#### TASK REQUIREMENTS:
**A)** In the email about the simplicity requirement, what does the quoted message suggest as one way to ensure interoperability in the specs?
**B)** Pick up the email about the simplicity requirement after its last sentence and carry it on.

#### DOCUMENT SECTION:
● ● ● ● ●
From: Champion, Mike <Mike.Champion@SoftwareAG-USA.com>
Date: Mon, 11 Mar 2002 10:30:42 -0500
Message-ID: <9A4FC925410C024792B85198DF1E97E402AAD743@usmsg03.sagus.com>
To: "Dilber, Ayse, ALASO" <adilber@att.com>, "Champion, Mike" <Mike.Champion@SoftwareAG-USA.com>, www-ws-arch@w3.org


> -----Original Message-----
> From: Dilber, Ayse, ALASO [mailto:adilber@att.com]
> Sent: Monday, March 11, 2002 10:18 AM
> To: Champion, Mike; www-ws-arch@w3.org
> Subject: RE: D-AG0005 - Simplicity Requirement
> 
> 
> Mike's point is well taken.  I agree that it is difficult to 
> measure interoperability before the specs are released but I 
> guess one way of ensuring interoperability in the specs would 
> be that they are written in a way that there is not much room 
> left for different interpretations when implementing them.
● ● ● ● ●
#### PROVIDED INFORMATION:

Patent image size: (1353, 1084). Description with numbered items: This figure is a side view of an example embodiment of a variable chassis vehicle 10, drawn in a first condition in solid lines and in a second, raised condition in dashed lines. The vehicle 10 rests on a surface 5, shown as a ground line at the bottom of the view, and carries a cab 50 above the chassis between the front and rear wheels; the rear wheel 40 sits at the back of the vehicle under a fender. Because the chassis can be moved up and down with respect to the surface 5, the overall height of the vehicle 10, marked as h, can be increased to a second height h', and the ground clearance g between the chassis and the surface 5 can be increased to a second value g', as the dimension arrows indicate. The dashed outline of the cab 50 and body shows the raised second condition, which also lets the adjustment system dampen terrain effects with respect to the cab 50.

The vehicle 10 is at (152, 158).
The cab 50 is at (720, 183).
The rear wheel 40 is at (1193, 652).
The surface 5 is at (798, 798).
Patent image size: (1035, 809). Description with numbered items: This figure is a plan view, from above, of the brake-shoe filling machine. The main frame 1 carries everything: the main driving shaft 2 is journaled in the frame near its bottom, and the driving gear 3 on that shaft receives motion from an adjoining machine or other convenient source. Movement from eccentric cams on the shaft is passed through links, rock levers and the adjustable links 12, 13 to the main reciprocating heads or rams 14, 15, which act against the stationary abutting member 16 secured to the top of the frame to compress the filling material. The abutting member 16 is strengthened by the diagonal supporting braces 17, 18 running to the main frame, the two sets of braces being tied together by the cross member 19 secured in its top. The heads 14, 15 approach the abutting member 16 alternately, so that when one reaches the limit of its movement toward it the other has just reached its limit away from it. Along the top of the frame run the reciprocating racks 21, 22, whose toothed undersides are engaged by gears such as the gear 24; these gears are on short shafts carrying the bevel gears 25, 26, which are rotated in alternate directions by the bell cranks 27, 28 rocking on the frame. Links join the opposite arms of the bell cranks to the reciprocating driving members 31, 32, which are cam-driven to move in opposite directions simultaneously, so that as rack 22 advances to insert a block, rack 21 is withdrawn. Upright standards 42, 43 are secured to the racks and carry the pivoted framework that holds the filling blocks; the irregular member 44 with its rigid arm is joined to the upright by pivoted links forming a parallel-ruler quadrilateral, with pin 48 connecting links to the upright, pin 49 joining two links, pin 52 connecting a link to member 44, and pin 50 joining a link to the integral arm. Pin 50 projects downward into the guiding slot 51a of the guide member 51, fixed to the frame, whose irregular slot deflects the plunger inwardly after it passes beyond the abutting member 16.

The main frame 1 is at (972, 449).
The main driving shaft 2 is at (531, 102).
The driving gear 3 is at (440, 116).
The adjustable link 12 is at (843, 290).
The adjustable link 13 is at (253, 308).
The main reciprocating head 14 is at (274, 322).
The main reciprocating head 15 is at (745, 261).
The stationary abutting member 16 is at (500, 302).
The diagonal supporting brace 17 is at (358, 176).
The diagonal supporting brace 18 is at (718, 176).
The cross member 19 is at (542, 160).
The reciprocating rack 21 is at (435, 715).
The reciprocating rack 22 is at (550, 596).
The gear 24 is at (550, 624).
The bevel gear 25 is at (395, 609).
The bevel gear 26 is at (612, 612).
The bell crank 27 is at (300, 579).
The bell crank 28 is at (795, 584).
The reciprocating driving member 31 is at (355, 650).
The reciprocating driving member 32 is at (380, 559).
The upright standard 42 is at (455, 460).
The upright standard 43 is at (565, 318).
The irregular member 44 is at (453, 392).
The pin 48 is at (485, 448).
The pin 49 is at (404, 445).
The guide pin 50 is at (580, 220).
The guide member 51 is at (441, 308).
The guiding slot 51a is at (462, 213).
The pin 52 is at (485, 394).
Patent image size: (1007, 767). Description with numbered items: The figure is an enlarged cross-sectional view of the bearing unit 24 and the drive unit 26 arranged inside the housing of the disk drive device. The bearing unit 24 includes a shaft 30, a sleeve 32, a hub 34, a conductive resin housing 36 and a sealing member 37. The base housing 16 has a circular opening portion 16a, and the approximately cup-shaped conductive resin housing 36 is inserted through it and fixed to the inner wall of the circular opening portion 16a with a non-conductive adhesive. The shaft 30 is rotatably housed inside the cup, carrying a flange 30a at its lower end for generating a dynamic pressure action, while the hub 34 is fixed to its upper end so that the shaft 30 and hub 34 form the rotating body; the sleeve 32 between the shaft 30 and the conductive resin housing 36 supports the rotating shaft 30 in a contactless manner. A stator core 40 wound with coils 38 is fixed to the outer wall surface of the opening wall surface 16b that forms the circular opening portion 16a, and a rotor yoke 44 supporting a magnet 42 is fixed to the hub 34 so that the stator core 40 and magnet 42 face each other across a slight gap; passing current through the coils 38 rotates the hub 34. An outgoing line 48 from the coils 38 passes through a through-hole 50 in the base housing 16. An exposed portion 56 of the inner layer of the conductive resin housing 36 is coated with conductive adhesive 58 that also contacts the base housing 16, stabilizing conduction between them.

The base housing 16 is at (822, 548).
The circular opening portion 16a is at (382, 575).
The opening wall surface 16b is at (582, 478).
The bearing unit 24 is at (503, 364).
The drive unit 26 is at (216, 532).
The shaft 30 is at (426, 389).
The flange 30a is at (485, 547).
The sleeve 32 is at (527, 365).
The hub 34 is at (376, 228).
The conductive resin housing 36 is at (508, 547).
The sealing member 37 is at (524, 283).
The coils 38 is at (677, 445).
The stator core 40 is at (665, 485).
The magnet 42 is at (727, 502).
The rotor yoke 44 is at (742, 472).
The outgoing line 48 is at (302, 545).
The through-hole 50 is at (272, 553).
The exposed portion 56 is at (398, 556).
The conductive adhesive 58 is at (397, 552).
● ● ● ● ●
#### WRITTEN ANSWERS:
**A)** Writing the specs so that they leave little room for different interpretations when they are implemented.

**B)**
> The current wording of D-AG0005 requirement: "provides 
> simplicity and ease-of-use that does not impose high barriers 
> to entry for users of web services".  To me, one of the 
> implications of "simplicity and ease-of-use" is 
> "interoperability", i.e. no significant difference in web 
> services components, minimal architectural and technology 
> gaps, etc.  Any thoughts?  

I think there is consensus on that goal.  We're now trying to
figure out how to "measure" conformance with that goal while
the architecture is being drafted, i.e. to specify the
requirements in an unambiguous way that can actually guide
development of the architecture.

So, how could we define/measure/observe interoperability
in the reference architecture as it is being drafted?
Just thinking out loud here ...

- Independently developed formalisms of the reference architecture
could be mapped onto one another.  E.g., my drawing is isomorphic
to yours; they may look different, but if all my pieces map onto
yours and vice versa, then the architecture can be said to
produce interoperable specs. The same could apply to a UML
description, or some other representation of our words.

- The reference architecture can be seen as a "synthesis" 
(in a more or less Hegelian sense) of the existing chaos.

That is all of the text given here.